### [Exercise inputs]
####################

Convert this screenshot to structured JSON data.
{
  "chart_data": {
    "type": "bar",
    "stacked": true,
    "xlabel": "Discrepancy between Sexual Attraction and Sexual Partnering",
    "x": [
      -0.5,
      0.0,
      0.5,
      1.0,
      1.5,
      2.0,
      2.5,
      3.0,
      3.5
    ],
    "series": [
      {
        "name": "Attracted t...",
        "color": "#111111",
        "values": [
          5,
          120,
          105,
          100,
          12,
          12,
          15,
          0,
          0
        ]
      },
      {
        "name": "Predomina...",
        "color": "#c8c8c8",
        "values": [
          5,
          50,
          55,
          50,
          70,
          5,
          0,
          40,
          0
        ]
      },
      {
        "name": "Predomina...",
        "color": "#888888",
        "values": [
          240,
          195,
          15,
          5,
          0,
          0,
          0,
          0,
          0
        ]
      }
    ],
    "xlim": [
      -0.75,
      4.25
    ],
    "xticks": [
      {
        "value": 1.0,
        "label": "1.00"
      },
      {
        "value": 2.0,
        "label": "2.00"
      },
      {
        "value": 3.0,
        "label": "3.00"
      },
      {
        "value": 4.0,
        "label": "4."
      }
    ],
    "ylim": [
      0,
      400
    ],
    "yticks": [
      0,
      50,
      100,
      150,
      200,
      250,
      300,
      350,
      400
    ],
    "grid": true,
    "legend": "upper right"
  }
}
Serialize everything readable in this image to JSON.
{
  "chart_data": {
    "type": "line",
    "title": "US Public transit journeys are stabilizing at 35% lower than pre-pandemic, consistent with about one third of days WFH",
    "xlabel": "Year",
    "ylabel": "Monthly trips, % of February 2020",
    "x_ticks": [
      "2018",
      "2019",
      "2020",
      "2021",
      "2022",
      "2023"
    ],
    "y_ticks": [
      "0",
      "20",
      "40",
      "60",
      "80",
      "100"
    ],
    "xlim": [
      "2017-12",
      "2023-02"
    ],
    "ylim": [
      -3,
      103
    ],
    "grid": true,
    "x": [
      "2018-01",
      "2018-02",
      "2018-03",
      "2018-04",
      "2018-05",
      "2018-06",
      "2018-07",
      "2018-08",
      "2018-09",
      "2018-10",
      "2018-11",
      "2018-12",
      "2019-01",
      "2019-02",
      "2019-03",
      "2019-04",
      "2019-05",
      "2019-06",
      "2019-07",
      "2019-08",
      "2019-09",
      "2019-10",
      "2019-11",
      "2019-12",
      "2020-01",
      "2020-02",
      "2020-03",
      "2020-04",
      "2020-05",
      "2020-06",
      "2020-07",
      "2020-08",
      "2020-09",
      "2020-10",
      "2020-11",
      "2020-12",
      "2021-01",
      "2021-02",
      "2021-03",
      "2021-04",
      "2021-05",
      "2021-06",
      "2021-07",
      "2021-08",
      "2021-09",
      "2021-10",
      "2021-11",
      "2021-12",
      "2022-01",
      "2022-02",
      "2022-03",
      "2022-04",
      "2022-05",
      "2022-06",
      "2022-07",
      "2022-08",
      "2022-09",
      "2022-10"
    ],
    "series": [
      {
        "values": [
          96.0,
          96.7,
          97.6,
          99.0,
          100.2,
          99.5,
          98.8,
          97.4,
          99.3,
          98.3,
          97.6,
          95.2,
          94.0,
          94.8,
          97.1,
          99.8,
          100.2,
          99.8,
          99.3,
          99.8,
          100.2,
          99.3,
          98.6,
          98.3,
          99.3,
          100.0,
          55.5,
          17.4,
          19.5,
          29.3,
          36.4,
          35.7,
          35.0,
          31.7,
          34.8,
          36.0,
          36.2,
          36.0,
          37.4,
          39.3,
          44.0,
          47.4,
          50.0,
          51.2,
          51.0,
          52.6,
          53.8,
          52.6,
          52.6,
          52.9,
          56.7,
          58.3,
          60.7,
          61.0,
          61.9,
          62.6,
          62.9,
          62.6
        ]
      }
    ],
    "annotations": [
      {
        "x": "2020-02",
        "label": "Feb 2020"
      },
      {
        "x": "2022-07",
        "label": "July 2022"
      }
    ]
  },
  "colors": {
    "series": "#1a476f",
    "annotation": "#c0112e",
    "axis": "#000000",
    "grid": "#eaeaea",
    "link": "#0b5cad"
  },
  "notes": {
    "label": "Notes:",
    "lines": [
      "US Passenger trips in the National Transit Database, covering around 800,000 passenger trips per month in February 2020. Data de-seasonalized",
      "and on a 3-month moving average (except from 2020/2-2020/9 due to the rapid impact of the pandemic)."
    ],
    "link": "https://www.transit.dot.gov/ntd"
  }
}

####################

The records above must be output exactly, in full.

### [The answer]
Convert this screenshot to structured JSON data.
{
  "chart_data": {
    "type": "bar",
    "stacked": true,
    "xlabel": "Discrepancy between Sexual Attraction and Sexual Partnering",
    "x": [
      -0.5,
      0.0,
      0.5,
      1.0,
      1.5,
      2.0,
      2.5,
      3.0,
      3.5
    ],
    "series": [
      {
        "name": "Attracted t...",
        "color": "#111111",
        "values": [
          5,
          120,
          105,
          100,
          12,
          12,
          15,
          0,
          0
        ]
      },
      {
        "name": "Predomina...",
        "color": "#c8c8c8",
        "values": [
          5,
          50,
          55,
          50,
          70,
          5,
          0,
          40,
          0
        ]
      },
      {
        "name": "Predomina...",
        "color": "#888888",
        "values": [
          240,
          195,
          15,
          5,
          0,
          0,
          0,
          0,
          0
        ]
      }
    ],
    "xlim": [
      -0.75,
      4.25
    ],
    "xticks": [
      {
        "value": 1.0,
        "label": "1.00"
      },
      {
        "value": 2.0,
        "label": "2.00"
      },
      {
        "value": 3.0,
        "label": "3.00"
      },
      {
        "value": 4.0,
        "label": "4."
      }
    ],
    "ylim": [
      0,
      400
    ],
    "yticks": [
      0,
      50,
      100,
      150,
      200,
      250,
      300,
      350,
      400
    ],
    "grid": true,
    "legend": "upper right"
  }
}
Serialize everything readable in this image to JSON.
{
  "chart_data": {
    "type": "line",
    "title": "US Public transit journeys are stabilizing at 35% lower than pre-pandemic, consistent with about one third of days WFH",
    "xlabel": "Year",
    "ylabel": "Monthly trips, % of February 2020",
    "x_ticks": [
      "2018",
      "2019",
      "2020",
      "2021",
      "2022",
      "2023"
    ],
    "y_ticks": [
      "0",
      "20",
      "40",
      "60",
      "80",
      "100"
    ],
    "xlim": [
      "2017-12",
      "2023-02"
    ],
    "ylim": [
      -3,
      103
    ],
    "grid": true,
    "x": [
      "2018-01",
      "2018-02",
      "2018-03",
      "2018-04",
      "2018-05",
      "2018-06",
      "2018-07",
      "2018-08",
      "2018-09",
      "2018-10",
      "2018-11",
      "2018-12",
      "2019-01",
      "2019-02",
      "2019-03",
      "2019-04",
      "2019-05",
      "2019-06",
      "2019-07",
      "2019-08",
      "2019-09",
      "2019-10",
      "2019-11",
      "2019-12",
      "2020-01",
      "2020-02",
      "2020-03",
      "2020-04",
      "2020-05",
      "2020-06",
      "2020-07",
      "2020-08",
      "2020-09",
      "2020-10",
      "2020-11",
      "2020-12",
      "2021-01",
      "2021-02",
      "2021-03",
      "2021-04",
      "2021-05",
      "2021-06",
      "2021-07",
      "2021-08",
      "2021-09",
      "2021-10",
      "2021-11",
      "2021-12",
      "2022-01",
      "2022-02",
      "2022-03",
      "2022-04",
      "2022-05",
      "2022-06",
      "2022-07",
      "2022-08",
      "2022-09",
      "2022-10"
    ],
    "series": [
      {
        "values": [
          96.0,
          96.7,
          97.6,
          99.0,
          100.2,
          99.5,
          98.8,
          97.4,
          99.3,
          98.3,
          97.6,
          95.2,
          94.0,
          94.8,
          97.1,
          99.8,
          100.2,
          99.8,
          99.3,
          99.8,
          100.2,
          99.3,
          98.6,
          98.3,
          99.3,
          100.0,
          55.5,
          17.4,
          19.5,
          29.3,
          36.4,
          35.7,
          35.0,
          31.7,
          34.8,
          36.0,
          36.2,
          36.0,
          37.4,
          39.3,
          44.0,
          47.4,
          50.0,
          51.2,
          51.0,
          52.6,
          53.8,
          52.6,
          52.6,
          52.9,
          56.7,
          58.3,
          60.7,
          61.0,
          61.9,
          62.6,
          62.9,
          62.6
        ]
      }
    ],
    "annotations": [
      {
        "x": "2020-02",
        "label": "Feb 2020"
      },
      {
        "x": "2022-07",
        "label": "July 2022"
      }
    ]
  },
  "colors": {
    "series": "#1a476f",
    "annotation": "#c0112e",
    "axis": "#000000",
    "grid": "#eaeaea",
    "link": "#0b5cad"
  },
  "notes": {
    "label": "Notes:",
    "lines": [
      "US Passenger trips in the National Transit Database, covering around 800,000 passenger trips per month in February 2020. Data de-seasonalized",
      "and on a 3-month moving average (except from 2020/2-2020/9 due to the rapid impact of the pandemic)."
    ],
    "link": "https://www.transit.dot.gov/ntd"
  }
}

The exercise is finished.